◆ GIVEN INSTRUCTION: Copy all of the material word for word, except for the pictures.

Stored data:
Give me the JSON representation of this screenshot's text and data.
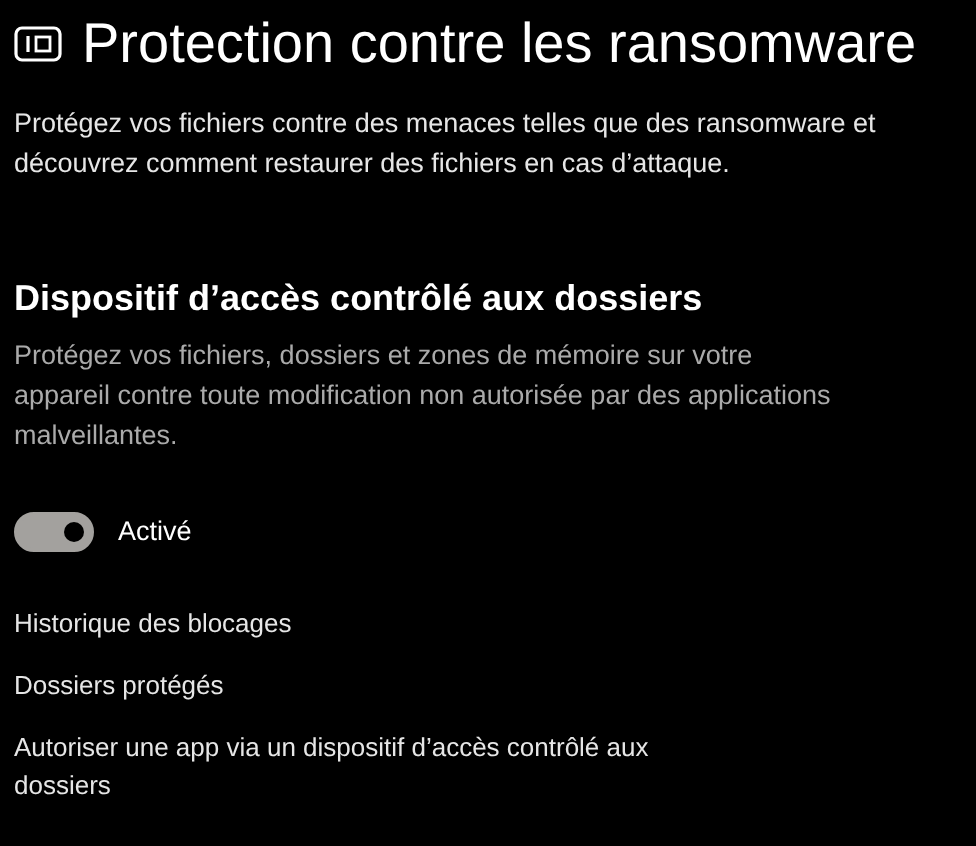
{
  "header": {
    "title": "Protection contre les ransomware",
    "description": "Protégez vos fichiers contre des menaces telles que des ransomware et découvrez comment restaurer des fichiers en cas d’attaque."
  },
  "section": {
    "title": "Dispositif d’accès contrôlé aux dossiers",
    "description": "Protégez vos fichiers, dossiers et zones de mémoire sur votre appareil contre toute modification non autorisée par des applications malveillantes.",
    "toggle": {
      "label": "Activé",
      "on": true,
      "disabled": true
    }
  },
  "links": [
    "Historique des blocages",
    "Dossiers protégés",
    "Autoriser une app via un dispositif d’accès contrôlé aux dossiers"
  ]
}
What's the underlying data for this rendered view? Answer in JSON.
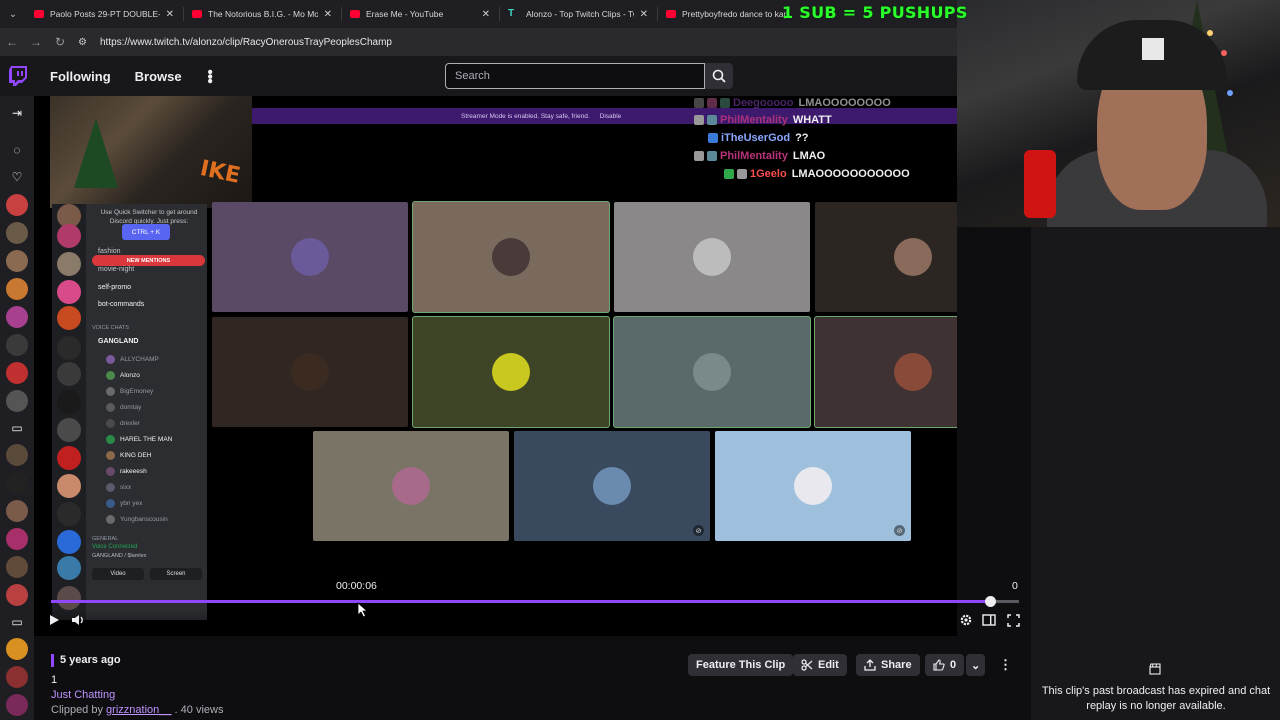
{
  "browser": {
    "tabs": [
      {
        "title": "Paolo Posts 29-PT DOUBLE-DO",
        "icon": "youtube-icon"
      },
      {
        "title": "The Notorious B.I.G. - Mo Mone",
        "icon": "youtube-icon"
      },
      {
        "title": "Erase Me - YouTube",
        "icon": "youtube-icon"
      },
      {
        "title": "Alonzo - Top Twitch Clips - Twit",
        "icon": "twitch-tracker-icon"
      },
      {
        "title": "Prettyboyfredo dance to kap",
        "icon": "youtube-icon"
      }
    ],
    "url": "https://www.twitch.tv/alonzo/clip/RacyOnerousTrayPeoplesChamp"
  },
  "overlay": {
    "sub_banner": "1 SUB = 5 PUSHUPS"
  },
  "nav": {
    "following": "Following",
    "browse": "Browse",
    "search_placeholder": "Search"
  },
  "stream": {
    "streamer_mode_text": "Streamer Mode is enabled. Stay safe, friend.",
    "streamer_mode_disable": "Disable",
    "chat": [
      {
        "user": "Deegooooo",
        "msg": "LMAOOOOOOOO",
        "color": "#7a3fa8"
      },
      {
        "user": "PhilMentality",
        "msg": "WHATT",
        "color": "#a8327a"
      },
      {
        "user": "iTheUserGod",
        "msg": "??",
        "color": "#8aa8ff"
      },
      {
        "user": "PhilMentality",
        "msg": "LMAO",
        "color": "#b8327a"
      },
      {
        "user": "1Geelo",
        "msg": "LMAOOOOOOOOOOO",
        "color": "#ff4f4f"
      }
    ],
    "discord": {
      "tip": "Use Quick Switcher to get around Discord quickly. Just press:",
      "ctrl_k": "CTRL + K",
      "new_mentions": "NEW MENTIONS",
      "channels": [
        "fashion",
        "movie-night",
        "self-promo",
        "bot-commands"
      ],
      "voice_category": "VOICE CHATS",
      "voice_channel": "GANGLAND",
      "voice_users": [
        "ALLYCHAMP",
        "Alonzo",
        "BigEmoney",
        "domtay",
        "drexler",
        "HAREL THE MAN",
        "KING DEH",
        "rakeeesh",
        "sixx",
        "ybn yex",
        "Yungbanscousin"
      ],
      "general": "GENERAL",
      "voice_connected": "Voice Connected",
      "voice_sub": "GANGLAND / $lamlex",
      "video_btn": "Video",
      "screen_btn": "Screen"
    }
  },
  "player": {
    "timestamp": "00:00:06",
    "viewer_count": "0",
    "progress": 0.97
  },
  "clip": {
    "age": "5 years ago",
    "title": "1",
    "category": "Just Chatting",
    "clipped_by_prefix": "Clipped by",
    "clipper": "grizznation__",
    "views": ". 40 views",
    "feature_btn": "Feature This Clip",
    "edit_btn": "Edit",
    "share_btn": "Share",
    "like_count": "0"
  },
  "right_panel": {
    "expired_msg": "This clip's past broadcast has expired and chat replay is no longer available."
  },
  "colors": {
    "twitch_purple": "#9147ff",
    "link_purple": "#bf94ff",
    "sub_green": "#2bff2b"
  }
}
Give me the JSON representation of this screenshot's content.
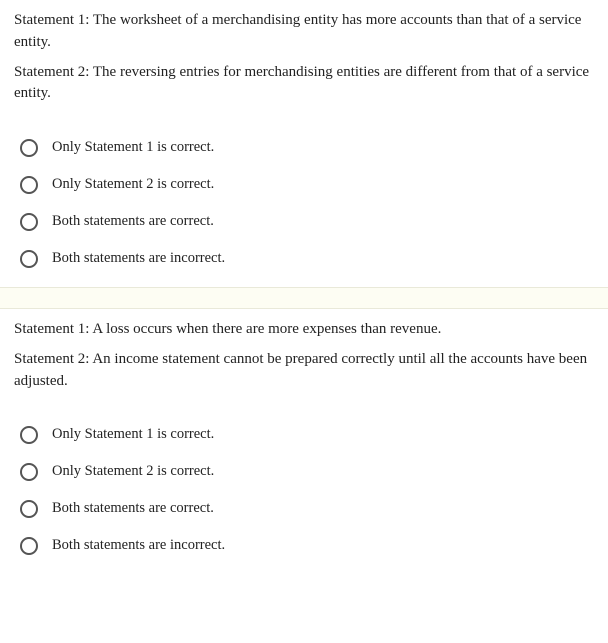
{
  "questions": [
    {
      "prompt": [
        "Statement 1: The worksheet of a merchandising entity has more accounts than that of a service entity.",
        "Statement 2: The reversing entries for merchandising entities are different from that of a service entity."
      ],
      "options": [
        "Only Statement 1 is correct.",
        "Only Statement 2 is correct.",
        "Both statements are correct.",
        "Both statements are incorrect."
      ]
    },
    {
      "prompt": [
        "Statement 1: A loss occurs when there are more expenses than revenue.",
        "Statement 2: An income statement cannot be prepared correctly until all the accounts have been adjusted."
      ],
      "options": [
        "Only Statement 1 is correct.",
        "Only Statement 2 is correct.",
        "Both statements are correct.",
        "Both statements are incorrect."
      ]
    }
  ]
}
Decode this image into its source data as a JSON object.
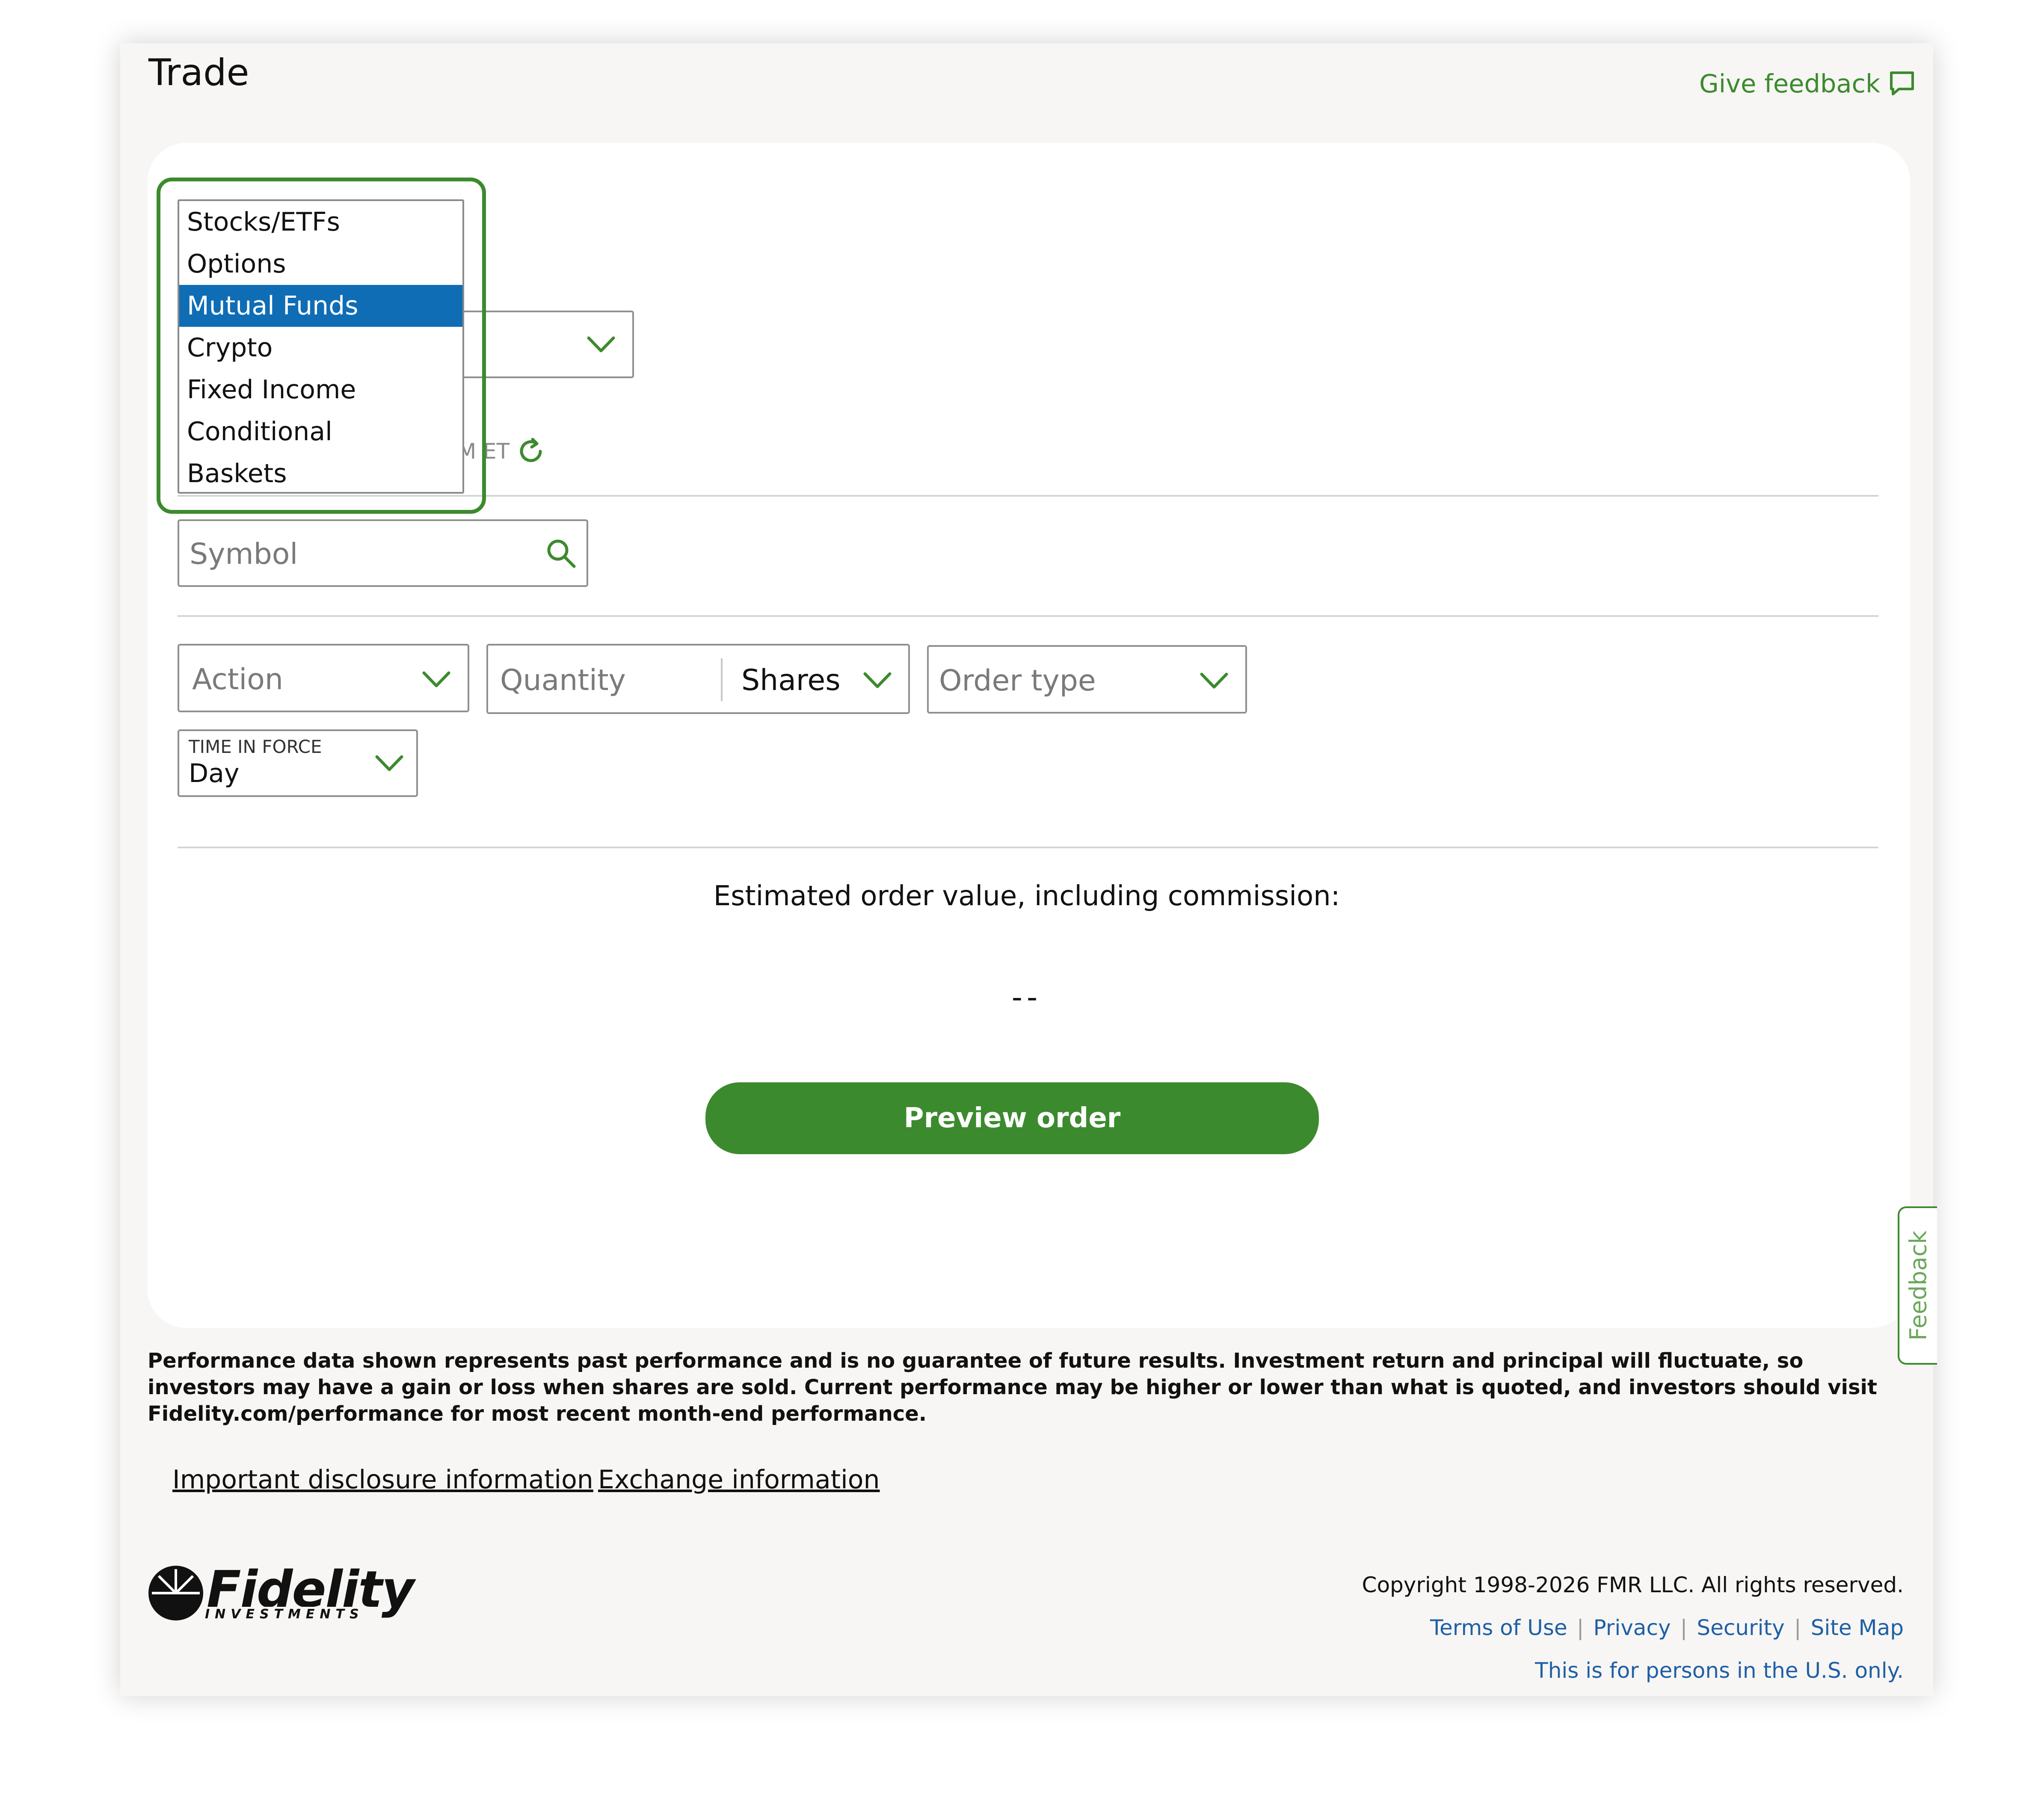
{
  "header": {
    "title": "Trade",
    "give_feedback_label": "Give feedback"
  },
  "trade_type_menu": {
    "options": [
      "Stocks/ETFs",
      "Options",
      "Mutual Funds",
      "Crypto",
      "Fixed Income",
      "Conditional",
      "Baskets"
    ],
    "selected": "Mutual Funds"
  },
  "account_select": {
    "partial_time_text": "M ET"
  },
  "symbol": {
    "placeholder": "Symbol"
  },
  "order": {
    "action_placeholder": "Action",
    "quantity_placeholder": "Quantity",
    "quantity_unit": "Shares",
    "order_type_placeholder": "Order type",
    "time_in_force_label": "TIME IN FORCE",
    "time_in_force_value": "Day"
  },
  "estimate": {
    "label": "Estimated order value, including commission:",
    "value": "--"
  },
  "preview_button_label": "Preview order",
  "feedback_tab_label": "Feedback",
  "disclaimer": {
    "text": "Performance data shown represents past performance and is no guarantee of future results. Investment return and principal will fluctuate, so investors may have a gain or loss when shares are sold. Current performance may be higher or lower than what is quoted, and investors should visit Fidelity.com/performance for most recent month-end performance."
  },
  "links": {
    "important_disclosure": "Important disclosure information",
    "exchange_info": "Exchange information"
  },
  "footer": {
    "logo_text": "Fidelity",
    "logo_subtext": "INVESTMENTS",
    "copyright": "Copyright 1998-2026 FMR LLC. All rights reserved.",
    "terms": "Terms of Use",
    "privacy": "Privacy",
    "security": "Security",
    "site_map": "Site Map",
    "us_only": "This is for persons in the U.S. only.",
    "separator": "|"
  },
  "colors": {
    "brand_green": "#3c8a2e",
    "selected_blue": "#0f6db5",
    "link_blue": "#1f5fa6"
  }
}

◆ THE RESPONSE:
Give me the JSON representation of this screenshot's text and data.
{
  "header": {
    "title": "Protection contre les ransomware",
    "description": "Protégez vos fichiers contre des menaces telles que des ransomware et découvrez comment restaurer des fichiers en cas d’attaque."
  },
  "section": {
    "title": "Dispositif d’accès contrôlé aux dossiers",
    "description": "Protégez vos fichiers, dossiers et zones de mémoire sur votre appareil contre toute modification non autorisée par des applications malveillantes.",
    "toggle": {
      "label": "Activé",
      "on": true,
      "disabled": true
    }
  },
  "links": [
    "Historique des blocages",
    "Dossiers protégés",
    "Autoriser une app via un dispositif d’accès contrôlé aux dossiers"
  ]
}
What's the underlying data for this rendered view? Answer in JSON.
{
  "browser": {
    "tabs": [
      {
        "title": "Paolo Posts 29-PT DOUBLE-DO",
        "icon": "youtube-icon"
      },
      {
        "title": "The Notorious B.I.G. - Mo Mone",
        "icon": "youtube-icon"
      },
      {
        "title": "Erase Me - YouTube",
        "icon": "youtube-icon"
      },
      {
        "title": "Alonzo - Top Twitch Clips - Twit",
        "icon": "twitch-tracker-icon"
      },
      {
        "title": "Prettyboyfredo dance to kap",
        "icon": "youtube-icon"
      }
    ],
    "url": "https://www.twitch.tv/alonzo/clip/RacyOnerousTrayPeoplesChamp"
  },
  "overlay": {
    "sub_banner": "1 SUB = 5 PUSHUPS"
  },
  "nav": {
    "following": "Following",
    "browse": "Browse",
    "search_placeholder": "Search"
  },
  "stream": {
    "streamer_mode_text": "Streamer Mode is enabled. Stay safe, friend.",
    "streamer_mode_disable": "Disable",
    "chat": [
      {
        "user": "Deegooooo",
        "msg": "LMAOOOOOOOO",
        "color": "#7a3fa8"
      },
      {
        "user": "PhilMentality",
        "msg": "WHATT",
        "color": "#a8327a"
      },
      {
        "user": "iTheUserGod",
        "msg": "??",
        "color": "#8aa8ff"
      },
      {
        "user": "PhilMentality",
        "msg": "LMAO",
        "color": "#b8327a"
      },
      {
        "user": "1Geelo",
        "msg": "LMAOOOOOOOOOOO",
        "color": "#ff4f4f"
      }
    ],
    "discord": {
      "tip": "Use Quick Switcher to get around Discord quickly. Just press:",
      "ctrl_k": "CTRL + K",
      "new_mentions": "NEW MENTIONS",
      "channels": [
        "fashion",
        "movie-night",
        "self-promo",
        "bot-commands"
      ],
      "voice_category": "VOICE CHATS",
      "voice_channel": "GANGLAND",
      "voice_users": [
        "ALLYCHAMP",
        "Alonzo",
        "BigEmoney",
        "domtay",
        "drexler",
        "HAREL THE MAN",
        "KING DEH",
        "rakeeesh",
        "sixx",
        "ybn yex",
        "Yungbanscousin"
      ],
      "general": "GENERAL",
      "voice_connected": "Voice Connected",
      "voice_sub": "GANGLAND / $lamlex",
      "video_btn": "Video",
      "screen_btn": "Screen"
    }
  },
  "player": {
    "timestamp": "00:00:06",
    "viewer_count": "0",
    "progress": 0.97
  },
  "clip": {
    "age": "5 years ago",
    "title": "1",
    "category": "Just Chatting",
    "clipped_by_prefix": "Clipped by",
    "clipper": "grizznation__",
    "views": ". 40 views",
    "feature_btn": "Feature This Clip",
    "edit_btn": "Edit",
    "share_btn": "Share",
    "like_count": "0"
  },
  "right_panel": {
    "expired_msg": "This clip's past broadcast has expired and chat replay is no longer available."
  },
  "colors": {
    "twitch_purple": "#9147ff",
    "link_purple": "#bf94ff",
    "sub_green": "#2bff2b"
  }
}
Give me the JSON representation of this screenshot's content.
{
  "questions": [
    {
      "prompt": [
        "Statement 1: The worksheet of a merchandising entity has more accounts than that of a service entity.",
        "Statement 2: The reversing entries for merchandising entities are different from that of a service entity."
      ],
      "options": [
        "Only Statement 1 is correct.",
        "Only Statement 2 is correct.",
        "Both statements are correct.",
        "Both statements are incorrect."
      ]
    },
    {
      "prompt": [
        "Statement 1: A loss occurs when there are more expenses than revenue.",
        "Statement 2: An income statement cannot be prepared correctly until all the accounts have been adjusted."
      ],
      "options": [
        "Only Statement 1 is correct.",
        "Only Statement 2 is correct.",
        "Both statements are correct.",
        "Both statements are incorrect."
      ]
    }
  ]
}
Decode this image into its source data as a JSON object.
{
  "header": {
    "title": "Trade",
    "give_feedback_label": "Give feedback"
  },
  "trade_type_menu": {
    "options": [
      "Stocks/ETFs",
      "Options",
      "Mutual Funds",
      "Crypto",
      "Fixed Income",
      "Conditional",
      "Baskets"
    ],
    "selected": "Mutual Funds"
  },
  "account_select": {
    "partial_time_text": "M ET"
  },
  "symbol": {
    "placeholder": "Symbol"
  },
  "order": {
    "action_placeholder": "Action",
    "quantity_placeholder": "Quantity",
    "quantity_unit": "Shares",
    "order_type_placeholder": "Order type",
    "time_in_force_label": "TIME IN FORCE",
    "time_in_force_value": "Day"
  },
  "estimate": {
    "label": "Estimated order value, including commission:",
    "value": "--"
  },
  "preview_button_label": "Preview order",
  "feedback_tab_label": "Feedback",
  "disclaimer": {
    "text": "Performance data shown represents past performance and is no guarantee of future results. Investment return and principal will fluctuate, so investors may have a gain or loss when shares are sold. Current performance may be higher or lower than what is quoted, and investors should visit Fidelity.com/performance for most recent month-end performance."
  },
  "links": {
    "important_disclosure": "Important disclosure information",
    "exchange_info": "Exchange information"
  },
  "footer": {
    "logo_text": "Fidelity",
    "logo_subtext": "INVESTMENTS",
    "copyright": "Copyright 1998-2026 FMR LLC. All rights reserved.",
    "terms": "Terms of Use",
    "privacy": "Privacy",
    "security": "Security",
    "site_map": "Site Map",
    "us_only": "This is for persons in the U.S. only.",
    "separator": "|"
  },
  "colors": {
    "brand_green": "#3c8a2e",
    "selected_blue": "#0f6db5",
    "link_blue": "#1f5fa6"
  }
}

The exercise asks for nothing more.